Collected data entries:
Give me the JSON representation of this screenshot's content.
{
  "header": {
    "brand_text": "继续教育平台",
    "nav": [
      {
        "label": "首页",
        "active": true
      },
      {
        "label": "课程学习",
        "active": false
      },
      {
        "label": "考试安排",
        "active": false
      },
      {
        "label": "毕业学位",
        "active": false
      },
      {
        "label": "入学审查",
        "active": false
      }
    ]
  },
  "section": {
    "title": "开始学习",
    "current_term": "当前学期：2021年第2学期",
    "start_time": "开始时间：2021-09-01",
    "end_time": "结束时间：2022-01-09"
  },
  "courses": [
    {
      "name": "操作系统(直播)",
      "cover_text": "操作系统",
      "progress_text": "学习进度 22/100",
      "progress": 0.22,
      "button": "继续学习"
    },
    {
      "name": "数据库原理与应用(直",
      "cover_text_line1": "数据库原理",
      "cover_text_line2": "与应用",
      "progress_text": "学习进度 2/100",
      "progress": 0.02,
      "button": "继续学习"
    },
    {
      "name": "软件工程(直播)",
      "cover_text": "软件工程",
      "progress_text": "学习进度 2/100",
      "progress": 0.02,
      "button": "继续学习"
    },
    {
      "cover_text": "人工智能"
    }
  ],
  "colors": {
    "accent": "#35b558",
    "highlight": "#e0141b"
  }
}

• [Directive]: Using the data above, return each line exactly as written.

• [Result below]:
Give me the JSON representation of this screenshot's content.
{
  "header": {
    "brand_text": "继续教育平台",
    "nav": [
      {
        "label": "首页",
        "active": true
      },
      {
        "label": "课程学习",
        "active": false
      },
      {
        "label": "考试安排",
        "active": false
      },
      {
        "label": "毕业学位",
        "active": false
      },
      {
        "label": "入学审查",
        "active": false
      }
    ]
  },
  "section": {
    "title": "开始学习",
    "current_term": "当前学期：2021年第2学期",
    "start_time": "开始时间：2021-09-01",
    "end_time": "结束时间：2022-01-09"
  },
  "courses": [
    {
      "name": "操作系统(直播)",
      "cover_text": "操作系统",
      "progress_text": "学习进度 22/100",
      "progress": 0.22,
      "button": "继续学习"
    },
    {
      "name": "数据库原理与应用(直",
      "cover_text_line1": "数据库原理",
      "cover_text_line2": "与应用",
      "progress_text": "学习进度 2/100",
      "progress": 0.02,
      "button": "继续学习"
    },
    {
      "name": "软件工程(直播)",
      "cover_text": "软件工程",
      "progress_text": "学习进度 2/100",
      "progress": 0.02,
      "button": "继续学习"
    },
    {
      "cover_text": "人工智能"
    }
  ],
  "colors": {
    "accent": "#35b558",
    "highlight": "#e0141b"
  }
}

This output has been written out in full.